------ DATASET EXCERPTS
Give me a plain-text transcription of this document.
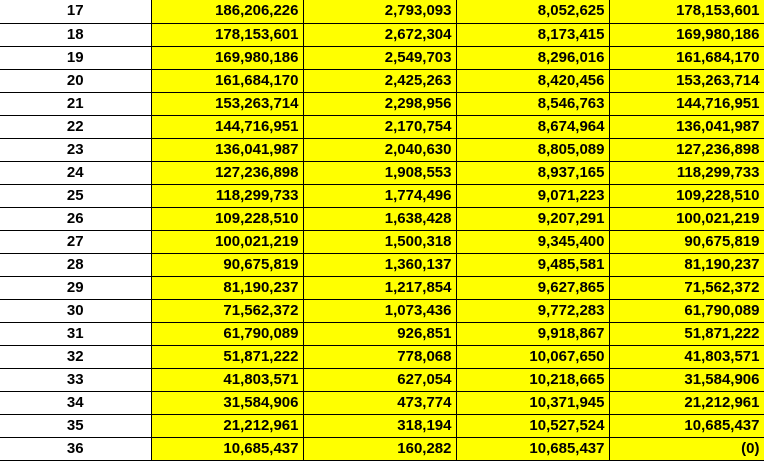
17	186,206,226	2,793,093	8,052,625	178,153,601
18	178,153,601	2,672,304	8,173,415	169,980,186
19	169,980,186	2,549,703	8,296,016	161,684,170
20	161,684,170	2,425,263	8,420,456	153,263,714
21	153,263,714	2,298,956	8,546,763	144,716,951
22	144,716,951	2,170,754	8,674,964	136,041,987
23	136,041,987	2,040,630	8,805,089	127,236,898
24	127,236,898	1,908,553	8,937,165	118,299,733
25	118,299,733	1,774,496	9,071,223	109,228,510
26	109,228,510	1,638,428	9,207,291	100,021,219
27	100,021,219	1,500,318	9,345,400	90,675,819
28	90,675,819	1,360,137	9,485,581	81,190,237
29	81,190,237	1,217,854	9,627,865	71,562,372
30	71,562,372	1,073,436	9,772,283	61,790,089
31	61,790,089	926,851	9,918,867	51,871,222
32	51,871,222	778,068	10,067,650	41,803,571
33	41,803,571	627,054	10,218,665	31,584,906
34	31,584,906	473,774	10,371,945	21,212,961
35	21,212,961	318,194	10,527,524	10,685,437
36	10,685,437	160,282	10,685,437	(0)
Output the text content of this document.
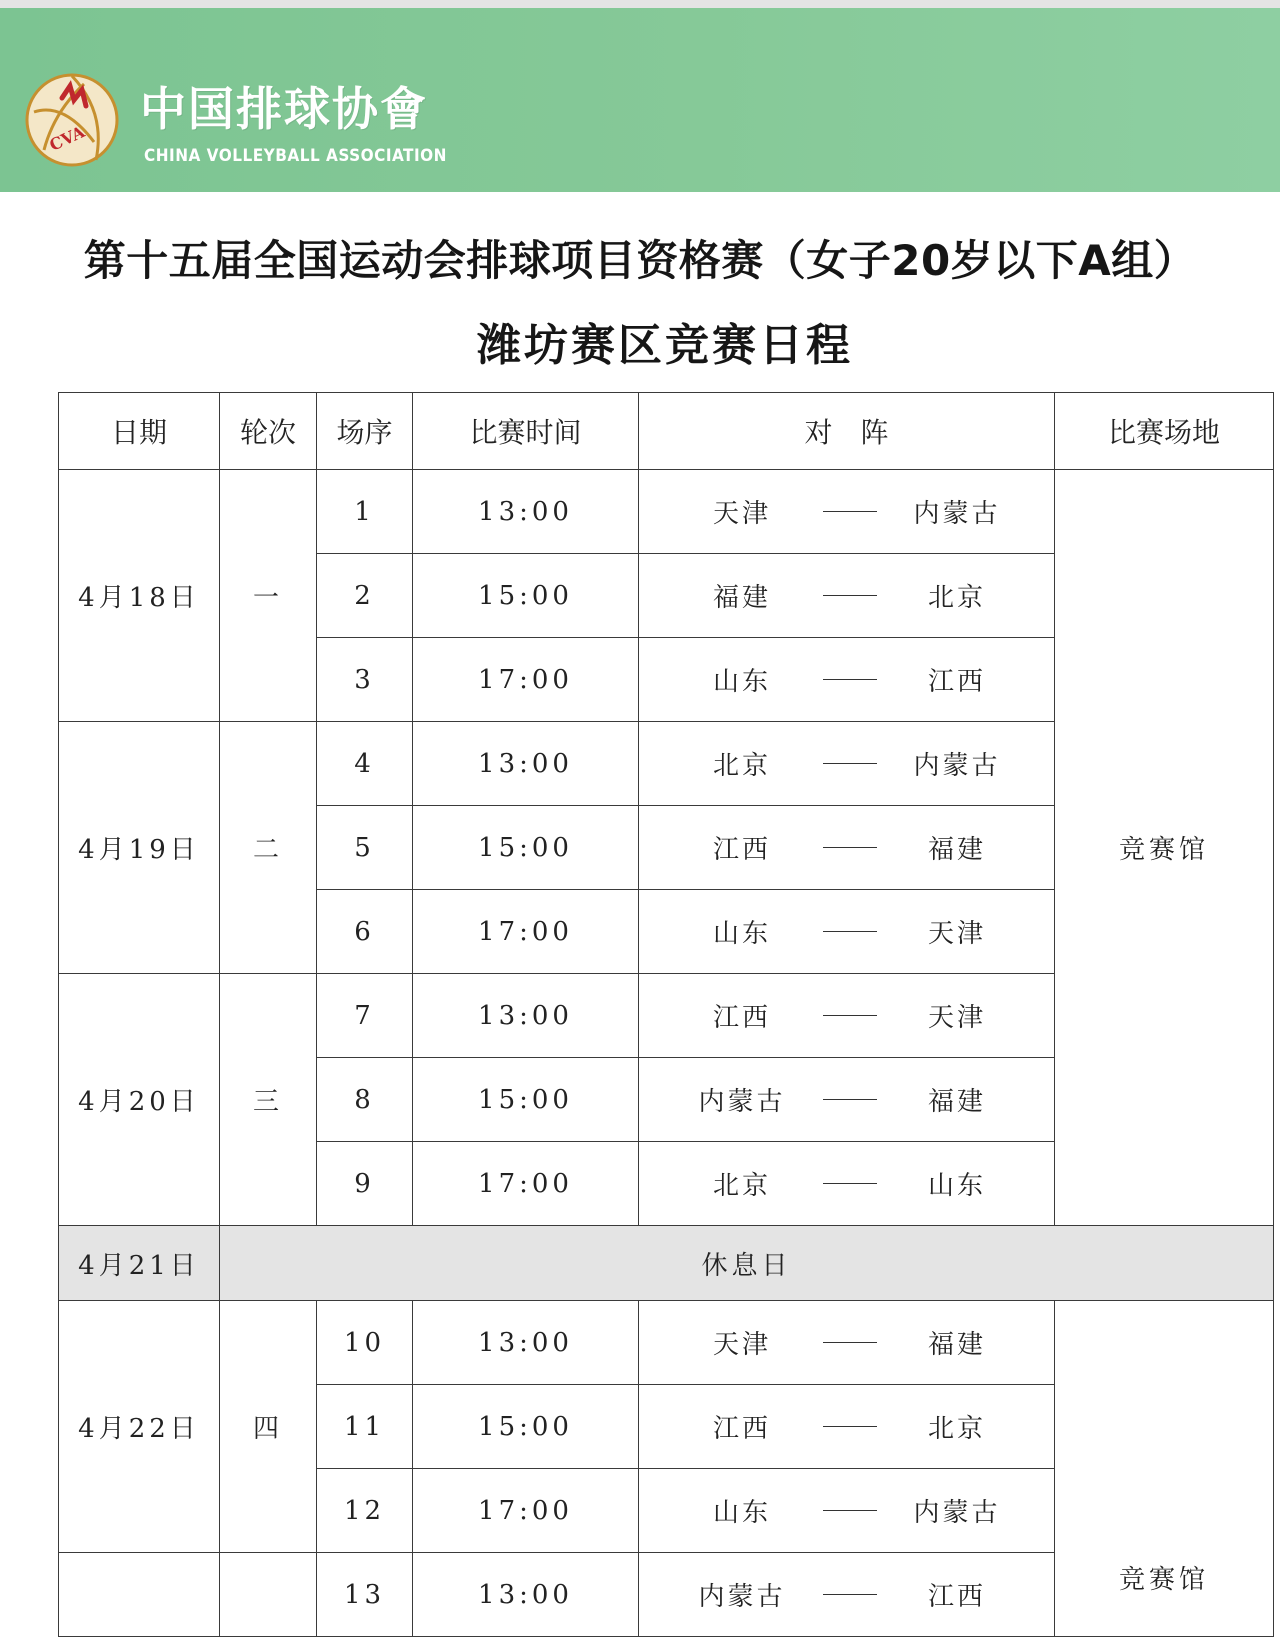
CVA
中国排球协會
CHINA VOLLEYBALL ASSOCIATION
第十五届全国运动会排球项目资格赛（女子20岁以下A组）
潍坊赛区竞赛日程
日期	轮次	场序	比赛时间	对　阵	比赛场地
4月18日	一	1	13:00	天津 内蒙古	竞赛馆
		2	15:00	福建 北京	

		3	17:00	山东 江西	

4月19日	二	4	13:00	北京 内蒙古	

		5	15:00	江西 福建	

		6	17:00	山东 天津	

4月20日	三	7	13:00	江西 天津	

		8	15:00	内蒙古 福建	

		9	17:00	北京 山东	

4月21日	休息日				
4月22日	四	10	13:00	天津 福建	竞赛馆
		11	15:00	江西 北京	

		12	17:00	山东 内蒙古	

		13	13:00	内蒙古 江西	
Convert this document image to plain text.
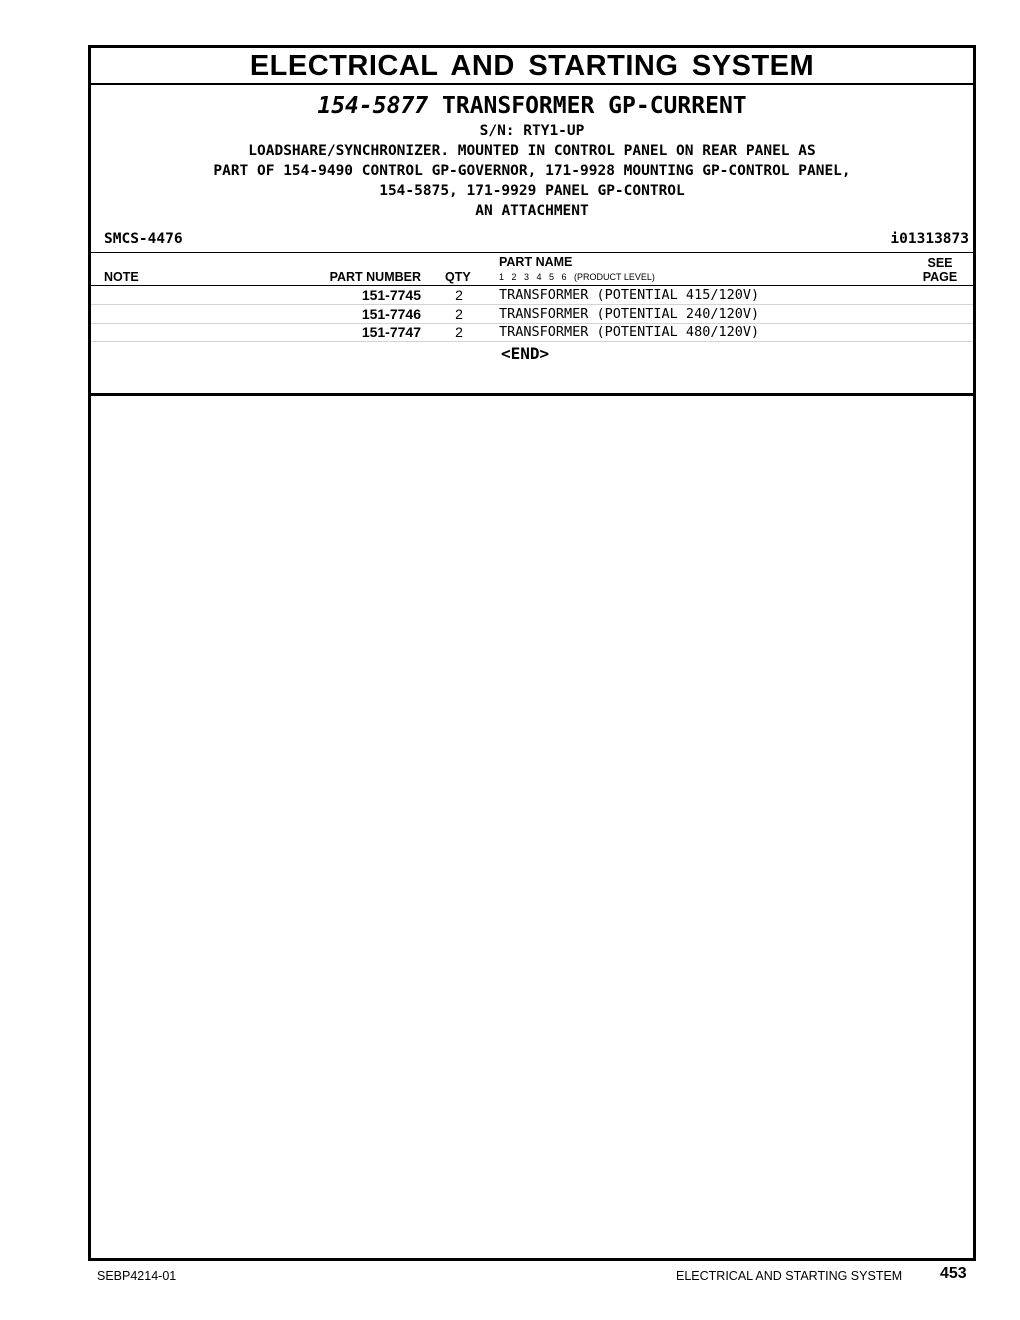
ELECTRICAL AND STARTING SYSTEM
154-5877 TRANSFORMER GP-CURRENT
S/N: RTY1-UP
LOADSHARE/SYNCHRONIZER. MOUNTED IN CONTROL PANEL ON REAR PANEL AS
PART OF 154-9490 CONTROL GP-GOVERNOR, 171-9928 MOUNTING GP-CONTROL PANEL,
154-5875, 171-9929 PANEL GP-CONTROL
AN ATTACHMENT
SMCS-4476	i01313873
NOTE	PART NUMBER QTY
PART NAME
1   2   3   4   5   6   (PRODUCT LEVEL)
SEE
PAGE
151-7745 2	TRANSFORMER (POTENTIAL 415/120V)
151-7746 2	TRANSFORMER (POTENTIAL 240/120V)
151-7747 2	TRANSFORMER (POTENTIAL 480/120V)
<END>
SEBP4214-01	ELECTRICAL AND STARTING SYSTEM 453
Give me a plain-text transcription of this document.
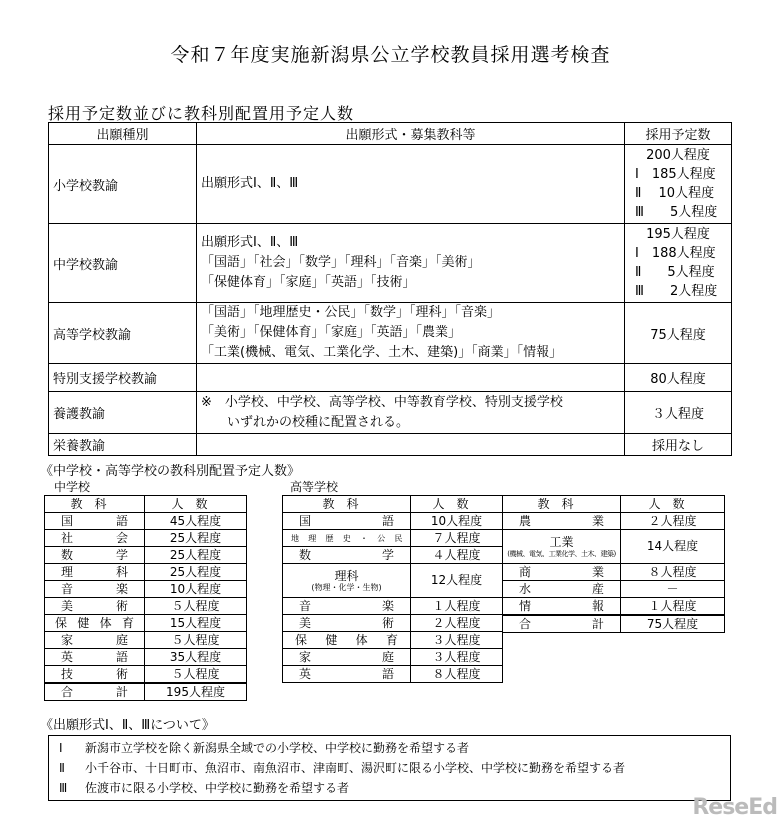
令和７年度実施新潟県公立学校教員採用選考検査
採用予定数並びに教科別配置用予定人数
出願種別	出願形式・募集教科等	採用予定数
小学校教諭	出願形式Ⅰ、Ⅱ、Ⅲ	200人程度
Ⅰ　185人程度
Ⅱ　 10人程度
Ⅲ　　5人程度

中学校教諭	出願形式Ⅰ、Ⅱ、Ⅲ
「国語」「社会」「数学」「理科」「音楽」「美術」
「保健体育」「家庭」「英語」「技術」	195人程度
Ⅰ　188人程度
Ⅱ　　5人程度
Ⅲ　　2人程度

高等学校教諭	「国語」「地理歴史・公民」「数学」「理科」「音楽」
「美術」「保健体育」「家庭」「英語」「農業」
「工業(機械、電気、工業化学、土木、建築)」「商業」「情報」	75人程度
特別支援学校教諭		80人程度
養護教諭	※　小学校、中学校、高等学校、中等教育学校、特別支援学校
　　いずれかの校種に配置される。	３人程度
栄養教諭		採用なし
《中学校・高等学校の教科別配置予定人数》
中学校	高等学校
教科	人数
国語	45人程度
社会	25人程度
数学	25人程度
理科	25人程度
音楽	10人程度
美術	５人程度
保健体育	15人程度
家庭	５人程度
英語	35人程度
技術	５人程度
合計	195人程度
教科	人数
国語	10人程度
地理歴史・公民	７人程度
数学	４人程度

理科
(物理・化学・生物)	12人程度
音楽	１人程度
美術	２人程度
保健体育	３人程度
家庭	３人程度
英語	８人程度
教科	人数
農業	２人程度

工業
(機械、電気、工業化学、土木、建築)	14人程度
商業	８人程度
水産	－
情報	１人程度
合計	75人程度
《出願形式Ⅰ、Ⅱ、Ⅲについて》
Ⅰ 新潟市立学校を除く新潟県全域での小学校、中学校に勤務を希望する者
Ⅱ 小千谷市、十日町市、魚沼市、南魚沼市、津南町、湯沢町に限る小学校、中学校に勤務を希望する者
Ⅲ 佐渡市に限る小学校、中学校に勤務を希望する者
ReseEd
------------
AIM:
Check each line of the records for the string "text" and state how many lines contain it. Give only the number.

FULL OUTPUT:
4